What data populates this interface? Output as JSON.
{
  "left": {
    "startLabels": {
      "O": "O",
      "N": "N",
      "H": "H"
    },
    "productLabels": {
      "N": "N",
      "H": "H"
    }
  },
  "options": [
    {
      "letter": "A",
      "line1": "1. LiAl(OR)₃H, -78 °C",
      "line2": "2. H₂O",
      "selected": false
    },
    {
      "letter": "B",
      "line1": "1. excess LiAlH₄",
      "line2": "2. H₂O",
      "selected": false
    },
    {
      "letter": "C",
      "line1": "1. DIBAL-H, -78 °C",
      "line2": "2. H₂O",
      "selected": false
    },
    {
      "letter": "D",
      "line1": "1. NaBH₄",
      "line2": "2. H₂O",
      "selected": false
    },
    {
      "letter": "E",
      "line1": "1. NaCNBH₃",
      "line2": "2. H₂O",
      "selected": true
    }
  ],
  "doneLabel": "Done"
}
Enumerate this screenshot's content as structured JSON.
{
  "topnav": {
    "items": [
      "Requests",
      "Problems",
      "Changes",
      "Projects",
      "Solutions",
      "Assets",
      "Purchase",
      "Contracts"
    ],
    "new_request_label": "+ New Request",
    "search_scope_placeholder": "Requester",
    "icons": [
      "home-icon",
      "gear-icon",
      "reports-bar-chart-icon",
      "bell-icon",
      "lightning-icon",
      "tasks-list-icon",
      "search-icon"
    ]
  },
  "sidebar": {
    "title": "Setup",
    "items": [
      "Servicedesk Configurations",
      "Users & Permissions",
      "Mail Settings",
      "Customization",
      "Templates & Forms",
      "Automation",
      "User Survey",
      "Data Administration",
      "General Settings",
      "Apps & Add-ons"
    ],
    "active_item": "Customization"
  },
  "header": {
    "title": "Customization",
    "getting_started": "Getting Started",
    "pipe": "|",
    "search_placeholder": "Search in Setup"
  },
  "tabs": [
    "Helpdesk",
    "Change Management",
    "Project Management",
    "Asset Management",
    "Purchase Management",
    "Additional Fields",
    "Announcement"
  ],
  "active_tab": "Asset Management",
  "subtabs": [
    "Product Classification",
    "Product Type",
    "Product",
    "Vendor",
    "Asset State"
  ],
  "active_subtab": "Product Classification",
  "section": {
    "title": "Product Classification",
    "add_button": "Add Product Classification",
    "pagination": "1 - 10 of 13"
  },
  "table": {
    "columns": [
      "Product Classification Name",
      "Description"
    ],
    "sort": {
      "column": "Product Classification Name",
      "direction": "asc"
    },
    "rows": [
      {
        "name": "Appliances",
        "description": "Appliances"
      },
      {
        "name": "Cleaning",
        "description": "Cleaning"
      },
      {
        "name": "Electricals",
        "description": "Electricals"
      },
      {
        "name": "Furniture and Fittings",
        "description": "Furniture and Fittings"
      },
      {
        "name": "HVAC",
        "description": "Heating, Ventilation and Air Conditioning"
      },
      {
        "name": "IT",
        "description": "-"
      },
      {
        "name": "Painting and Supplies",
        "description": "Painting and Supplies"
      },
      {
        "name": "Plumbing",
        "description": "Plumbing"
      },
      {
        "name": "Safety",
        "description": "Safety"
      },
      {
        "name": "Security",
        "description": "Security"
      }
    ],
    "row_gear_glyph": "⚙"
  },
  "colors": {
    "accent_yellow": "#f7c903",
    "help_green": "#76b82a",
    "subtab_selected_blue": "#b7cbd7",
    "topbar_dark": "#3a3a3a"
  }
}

■ The exercise
All of the data shown above must be copied exactly.

■ Complete answer
What data populates this interface? Output as JSON.
{
  "left": {
    "startLabels": {
      "O": "O",
      "N": "N",
      "H": "H"
    },
    "productLabels": {
      "N": "N",
      "H": "H"
    }
  },
  "options": [
    {
      "letter": "A",
      "line1": "1. LiAl(OR)₃H, -78 °C",
      "line2": "2. H₂O",
      "selected": false
    },
    {
      "letter": "B",
      "line1": "1. excess LiAlH₄",
      "line2": "2. H₂O",
      "selected": false
    },
    {
      "letter": "C",
      "line1": "1. DIBAL-H, -78 °C",
      "line2": "2. H₂O",
      "selected": false
    },
    {
      "letter": "D",
      "line1": "1. NaBH₄",
      "line2": "2. H₂O",
      "selected": false
    },
    {
      "letter": "E",
      "line1": "1. NaCNBH₃",
      "line2": "2. H₂O",
      "selected": true
    }
  ],
  "doneLabel": "Done"
}
Enumerate this screenshot's content as structured JSON.
{
  "topnav": {
    "items": [
      "Requests",
      "Problems",
      "Changes",
      "Projects",
      "Solutions",
      "Assets",
      "Purchase",
      "Contracts"
    ],
    "new_request_label": "+ New Request",
    "search_scope_placeholder": "Requester",
    "icons": [
      "home-icon",
      "gear-icon",
      "reports-bar-chart-icon",
      "bell-icon",
      "lightning-icon",
      "tasks-list-icon",
      "search-icon"
    ]
  },
  "sidebar": {
    "title": "Setup",
    "items": [
      "Servicedesk Configurations",
      "Users & Permissions",
      "Mail Settings",
      "Customization",
      "Templates & Forms",
      "Automation",
      "User Survey",
      "Data Administration",
      "General Settings",
      "Apps & Add-ons"
    ],
    "active_item": "Customization"
  },
  "header": {
    "title": "Customization",
    "getting_started": "Getting Started",
    "pipe": "|",
    "search_placeholder": "Search in Setup"
  },
  "tabs": [
    "Helpdesk",
    "Change Management",
    "Project Management",
    "Asset Management",
    "Purchase Management",
    "Additional Fields",
    "Announcement"
  ],
  "active_tab": "Asset Management",
  "subtabs": [
    "Product Classification",
    "Product Type",
    "Product",
    "Vendor",
    "Asset State"
  ],
  "active_subtab": "Product Classification",
  "section": {
    "title": "Product Classification",
    "add_button": "Add Product Classification",
    "pagination": "1 - 10 of 13"
  },
  "table": {
    "columns": [
      "Product Classification Name",
      "Description"
    ],
    "sort": {
      "column": "Product Classification Name",
      "direction": "asc"
    },
    "rows": [
      {
        "name": "Appliances",
        "description": "Appliances"
      },
      {
        "name": "Cleaning",
        "description": "Cleaning"
      },
      {
        "name": "Electricals",
        "description": "Electricals"
      },
      {
        "name": "Furniture and Fittings",
        "description": "Furniture and Fittings"
      },
      {
        "name": "HVAC",
        "description": "Heating, Ventilation and Air Conditioning"
      },
      {
        "name": "IT",
        "description": "-"
      },
      {
        "name": "Painting and Supplies",
        "description": "Painting and Supplies"
      },
      {
        "name": "Plumbing",
        "description": "Plumbing"
      },
      {
        "name": "Safety",
        "description": "Safety"
      },
      {
        "name": "Security",
        "description": "Security"
      }
    ],
    "row_gear_glyph": "⚙"
  },
  "colors": {
    "accent_yellow": "#f7c903",
    "help_green": "#76b82a",
    "subtab_selected_blue": "#b7cbd7",
    "topbar_dark": "#3a3a3a"
  }
}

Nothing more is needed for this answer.